What needs to be done: Copy the records verbatim, starting at their first line and ending at the line that contains "- row-hdr-4[interactable]: 4: [0, 108, 24, 155]", with that line included.

═════ Record list

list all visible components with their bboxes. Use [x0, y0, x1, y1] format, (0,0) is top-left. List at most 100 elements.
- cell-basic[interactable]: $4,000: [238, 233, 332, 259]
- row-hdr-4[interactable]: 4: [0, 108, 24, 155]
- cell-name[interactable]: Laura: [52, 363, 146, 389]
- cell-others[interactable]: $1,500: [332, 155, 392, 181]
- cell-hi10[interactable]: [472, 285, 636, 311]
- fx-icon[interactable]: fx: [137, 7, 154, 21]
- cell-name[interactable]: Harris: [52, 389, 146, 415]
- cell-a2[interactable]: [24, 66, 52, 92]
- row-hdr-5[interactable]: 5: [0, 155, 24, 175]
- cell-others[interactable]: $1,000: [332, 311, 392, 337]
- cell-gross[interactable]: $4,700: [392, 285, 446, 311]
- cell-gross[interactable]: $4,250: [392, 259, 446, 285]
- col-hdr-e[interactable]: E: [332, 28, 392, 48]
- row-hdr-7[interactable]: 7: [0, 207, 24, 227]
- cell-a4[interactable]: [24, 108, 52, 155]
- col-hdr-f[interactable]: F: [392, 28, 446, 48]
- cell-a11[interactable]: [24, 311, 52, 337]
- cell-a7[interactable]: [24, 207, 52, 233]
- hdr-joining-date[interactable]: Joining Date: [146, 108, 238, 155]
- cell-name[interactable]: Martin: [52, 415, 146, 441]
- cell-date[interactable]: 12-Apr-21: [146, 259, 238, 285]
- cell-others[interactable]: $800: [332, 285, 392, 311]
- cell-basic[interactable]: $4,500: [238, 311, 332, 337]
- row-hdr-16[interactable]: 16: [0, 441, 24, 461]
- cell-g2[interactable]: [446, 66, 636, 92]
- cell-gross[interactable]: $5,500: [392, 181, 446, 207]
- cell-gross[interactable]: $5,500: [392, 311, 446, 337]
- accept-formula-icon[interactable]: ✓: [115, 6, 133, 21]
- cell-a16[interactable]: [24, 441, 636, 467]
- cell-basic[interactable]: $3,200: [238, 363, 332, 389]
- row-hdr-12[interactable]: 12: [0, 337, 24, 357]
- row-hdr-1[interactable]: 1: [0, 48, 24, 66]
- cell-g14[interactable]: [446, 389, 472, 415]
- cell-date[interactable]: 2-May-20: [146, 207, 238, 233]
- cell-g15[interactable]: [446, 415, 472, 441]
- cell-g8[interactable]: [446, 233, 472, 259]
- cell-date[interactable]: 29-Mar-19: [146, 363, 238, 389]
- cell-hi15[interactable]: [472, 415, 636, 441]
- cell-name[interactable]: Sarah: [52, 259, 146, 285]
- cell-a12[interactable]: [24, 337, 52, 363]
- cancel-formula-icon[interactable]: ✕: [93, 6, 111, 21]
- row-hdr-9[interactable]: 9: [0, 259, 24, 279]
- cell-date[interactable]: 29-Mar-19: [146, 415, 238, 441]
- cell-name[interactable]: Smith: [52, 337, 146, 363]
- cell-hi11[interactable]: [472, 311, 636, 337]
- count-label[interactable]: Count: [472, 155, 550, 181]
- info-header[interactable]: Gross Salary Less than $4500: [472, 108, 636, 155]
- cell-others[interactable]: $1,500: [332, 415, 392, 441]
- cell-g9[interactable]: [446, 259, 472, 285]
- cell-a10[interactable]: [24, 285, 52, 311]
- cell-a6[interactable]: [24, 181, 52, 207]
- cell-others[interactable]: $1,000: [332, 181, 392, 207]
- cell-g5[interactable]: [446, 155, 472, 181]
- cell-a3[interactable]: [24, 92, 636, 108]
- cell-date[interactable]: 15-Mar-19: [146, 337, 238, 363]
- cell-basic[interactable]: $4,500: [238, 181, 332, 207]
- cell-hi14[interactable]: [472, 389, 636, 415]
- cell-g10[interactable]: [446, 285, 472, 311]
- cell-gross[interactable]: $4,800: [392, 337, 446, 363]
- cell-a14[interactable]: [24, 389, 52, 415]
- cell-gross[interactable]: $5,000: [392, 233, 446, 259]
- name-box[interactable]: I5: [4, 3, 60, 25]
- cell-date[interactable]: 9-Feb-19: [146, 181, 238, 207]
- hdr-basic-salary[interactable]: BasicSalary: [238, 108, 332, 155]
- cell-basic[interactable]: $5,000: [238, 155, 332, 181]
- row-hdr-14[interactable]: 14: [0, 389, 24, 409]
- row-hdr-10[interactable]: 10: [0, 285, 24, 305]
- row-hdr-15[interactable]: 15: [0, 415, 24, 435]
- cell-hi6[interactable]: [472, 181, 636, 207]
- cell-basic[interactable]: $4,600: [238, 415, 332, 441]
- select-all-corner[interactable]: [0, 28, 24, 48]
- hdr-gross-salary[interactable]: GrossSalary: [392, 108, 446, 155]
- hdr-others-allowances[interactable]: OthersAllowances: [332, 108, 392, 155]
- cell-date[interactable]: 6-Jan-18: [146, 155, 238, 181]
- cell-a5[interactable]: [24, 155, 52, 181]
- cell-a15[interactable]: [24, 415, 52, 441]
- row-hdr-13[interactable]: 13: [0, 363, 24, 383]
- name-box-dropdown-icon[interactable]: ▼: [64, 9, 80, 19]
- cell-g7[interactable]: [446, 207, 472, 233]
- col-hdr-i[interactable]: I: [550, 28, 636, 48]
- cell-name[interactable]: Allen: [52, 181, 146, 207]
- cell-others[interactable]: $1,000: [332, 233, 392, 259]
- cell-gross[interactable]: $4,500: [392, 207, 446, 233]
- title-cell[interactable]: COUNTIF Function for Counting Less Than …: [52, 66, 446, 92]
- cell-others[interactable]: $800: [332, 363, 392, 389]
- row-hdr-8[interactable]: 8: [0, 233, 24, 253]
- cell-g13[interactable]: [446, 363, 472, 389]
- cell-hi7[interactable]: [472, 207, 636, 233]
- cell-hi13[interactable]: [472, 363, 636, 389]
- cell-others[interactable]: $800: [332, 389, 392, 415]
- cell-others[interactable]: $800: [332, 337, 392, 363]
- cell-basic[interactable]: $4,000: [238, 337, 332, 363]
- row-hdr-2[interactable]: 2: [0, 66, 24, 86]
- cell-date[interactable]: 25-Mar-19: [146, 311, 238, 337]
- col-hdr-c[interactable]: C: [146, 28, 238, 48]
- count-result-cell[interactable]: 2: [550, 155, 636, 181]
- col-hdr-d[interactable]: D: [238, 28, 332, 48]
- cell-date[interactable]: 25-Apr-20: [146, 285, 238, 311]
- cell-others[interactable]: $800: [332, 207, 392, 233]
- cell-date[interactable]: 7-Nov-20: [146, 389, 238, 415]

══════════

Full output:
list all visible components with their bboxes. Use [x0, y0, x1, y1] format, (0,0) is top-left. List at most 100 elements.
- cell-basic[interactable]: $4,000: [238, 233, 332, 259]
- row-hdr-4[interactable]: 4: [0, 108, 24, 155]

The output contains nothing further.